Input:
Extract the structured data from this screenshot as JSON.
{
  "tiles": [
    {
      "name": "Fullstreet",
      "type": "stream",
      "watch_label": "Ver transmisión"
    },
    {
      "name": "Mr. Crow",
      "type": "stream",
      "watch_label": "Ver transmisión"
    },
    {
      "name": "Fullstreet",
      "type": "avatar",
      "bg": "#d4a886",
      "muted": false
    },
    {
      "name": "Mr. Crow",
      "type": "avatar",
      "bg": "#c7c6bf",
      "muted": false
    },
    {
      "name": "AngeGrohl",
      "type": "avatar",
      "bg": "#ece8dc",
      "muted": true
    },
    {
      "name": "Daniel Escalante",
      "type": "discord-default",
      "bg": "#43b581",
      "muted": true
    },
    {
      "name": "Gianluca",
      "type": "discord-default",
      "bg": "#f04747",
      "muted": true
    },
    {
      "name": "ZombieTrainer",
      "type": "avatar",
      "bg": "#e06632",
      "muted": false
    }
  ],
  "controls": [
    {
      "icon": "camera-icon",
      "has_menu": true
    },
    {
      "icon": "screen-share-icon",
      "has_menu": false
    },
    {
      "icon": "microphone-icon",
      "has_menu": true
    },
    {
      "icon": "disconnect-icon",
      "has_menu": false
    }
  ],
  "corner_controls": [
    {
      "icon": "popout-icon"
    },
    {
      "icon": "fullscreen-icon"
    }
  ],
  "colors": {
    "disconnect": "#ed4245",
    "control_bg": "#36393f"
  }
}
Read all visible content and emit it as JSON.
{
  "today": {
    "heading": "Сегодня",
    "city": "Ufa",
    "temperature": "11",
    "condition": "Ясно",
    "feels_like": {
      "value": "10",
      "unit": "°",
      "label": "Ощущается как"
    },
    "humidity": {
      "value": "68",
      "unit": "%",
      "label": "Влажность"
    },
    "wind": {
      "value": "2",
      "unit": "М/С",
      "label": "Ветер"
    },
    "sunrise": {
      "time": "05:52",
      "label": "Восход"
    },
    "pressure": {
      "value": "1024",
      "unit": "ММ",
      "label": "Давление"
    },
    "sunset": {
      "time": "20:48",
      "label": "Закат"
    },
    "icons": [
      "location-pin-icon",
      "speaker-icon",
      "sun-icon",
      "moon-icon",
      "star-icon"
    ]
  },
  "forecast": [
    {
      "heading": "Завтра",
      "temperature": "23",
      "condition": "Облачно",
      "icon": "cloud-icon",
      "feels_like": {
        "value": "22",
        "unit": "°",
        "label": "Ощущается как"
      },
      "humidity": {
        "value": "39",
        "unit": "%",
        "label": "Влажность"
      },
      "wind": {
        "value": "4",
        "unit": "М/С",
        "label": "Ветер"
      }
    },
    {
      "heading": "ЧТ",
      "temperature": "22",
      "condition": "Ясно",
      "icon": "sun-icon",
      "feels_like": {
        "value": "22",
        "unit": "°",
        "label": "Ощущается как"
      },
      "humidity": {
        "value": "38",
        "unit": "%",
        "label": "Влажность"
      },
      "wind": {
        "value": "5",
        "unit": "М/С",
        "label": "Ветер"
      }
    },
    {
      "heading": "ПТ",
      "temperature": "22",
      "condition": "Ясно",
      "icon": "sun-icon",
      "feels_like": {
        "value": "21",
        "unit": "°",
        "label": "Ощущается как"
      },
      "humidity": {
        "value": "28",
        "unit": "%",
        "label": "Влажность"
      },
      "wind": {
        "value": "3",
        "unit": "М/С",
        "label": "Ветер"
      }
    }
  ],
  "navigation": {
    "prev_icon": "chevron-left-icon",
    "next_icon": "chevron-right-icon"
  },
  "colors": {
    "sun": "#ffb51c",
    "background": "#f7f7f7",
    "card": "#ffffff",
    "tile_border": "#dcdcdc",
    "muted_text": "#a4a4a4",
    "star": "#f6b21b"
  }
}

Task to complete:
Return the whole listing exactly.

Exercise response:
Extract the structured data from this screenshot as JSON.
{
  "tiles": [
    {
      "name": "Fullstreet",
      "type": "stream",
      "watch_label": "Ver transmisión"
    },
    {
      "name": "Mr. Crow",
      "type": "stream",
      "watch_label": "Ver transmisión"
    },
    {
      "name": "Fullstreet",
      "type": "avatar",
      "bg": "#d4a886",
      "muted": false
    },
    {
      "name": "Mr. Crow",
      "type": "avatar",
      "bg": "#c7c6bf",
      "muted": false
    },
    {
      "name": "AngeGrohl",
      "type": "avatar",
      "bg": "#ece8dc",
      "muted": true
    },
    {
      "name": "Daniel Escalante",
      "type": "discord-default",
      "bg": "#43b581",
      "muted": true
    },
    {
      "name": "Gianluca",
      "type": "discord-default",
      "bg": "#f04747",
      "muted": true
    },
    {
      "name": "ZombieTrainer",
      "type": "avatar",
      "bg": "#e06632",
      "muted": false
    }
  ],
  "controls": [
    {
      "icon": "camera-icon",
      "has_menu": true
    },
    {
      "icon": "screen-share-icon",
      "has_menu": false
    },
    {
      "icon": "microphone-icon",
      "has_menu": true
    },
    {
      "icon": "disconnect-icon",
      "has_menu": false
    }
  ],
  "corner_controls": [
    {
      "icon": "popout-icon"
    },
    {
      "icon": "fullscreen-icon"
    }
  ],
  "colors": {
    "disconnect": "#ed4245",
    "control_bg": "#36393f"
  }
}
Read all visible content and emit it as JSON.
{
  "today": {
    "heading": "Сегодня",
    "city": "Ufa",
    "temperature": "11",
    "condition": "Ясно",
    "feels_like": {
      "value": "10",
      "unit": "°",
      "label": "Ощущается как"
    },
    "humidity": {
      "value": "68",
      "unit": "%",
      "label": "Влажность"
    },
    "wind": {
      "value": "2",
      "unit": "М/С",
      "label": "Ветер"
    },
    "sunrise": {
      "time": "05:52",
      "label": "Восход"
    },
    "pressure": {
      "value": "1024",
      "unit": "ММ",
      "label": "Давление"
    },
    "sunset": {
      "time": "20:48",
      "label": "Закат"
    },
    "icons": [
      "location-pin-icon",
      "speaker-icon",
      "sun-icon",
      "moon-icon",
      "star-icon"
    ]
  },
  "forecast": [
    {
      "heading": "Завтра",
      "temperature": "23",
      "condition": "Облачно",
      "icon": "cloud-icon",
      "feels_like": {
        "value": "22",
        "unit": "°",
        "label": "Ощущается как"
      },
      "humidity": {
        "value": "39",
        "unit": "%",
        "label": "Влажность"
      },
      "wind": {
        "value": "4",
        "unit": "М/С",
        "label": "Ветер"
      }
    },
    {
      "heading": "ЧТ",
      "temperature": "22",
      "condition": "Ясно",
      "icon": "sun-icon",
      "feels_like": {
        "value": "22",
        "unit": "°",
        "label": "Ощущается как"
      },
      "humidity": {
        "value": "38",
        "unit": "%",
        "label": "Влажность"
      },
      "wind": {
        "value": "5",
        "unit": "М/С",
        "label": "Ветер"
      }
    },
    {
      "heading": "ПТ",
      "temperature": "22",
      "condition": "Ясно",
      "icon": "sun-icon",
      "feels_like": {
        "value": "21",
        "unit": "°",
        "label": "Ощущается как"
      },
      "humidity": {
        "value": "28",
        "unit": "%",
        "label": "Влажность"
      },
      "wind": {
        "value": "3",
        "unit": "М/С",
        "label": "Ветер"
      }
    }
  ],
  "navigation": {
    "prev_icon": "chevron-left-icon",
    "next_icon": "chevron-right-icon"
  },
  "colors": {
    "sun": "#ffb51c",
    "background": "#f7f7f7",
    "card": "#ffffff",
    "tile_border": "#dcdcdc",
    "muted_text": "#a4a4a4",
    "star": "#f6b21b"
  }
}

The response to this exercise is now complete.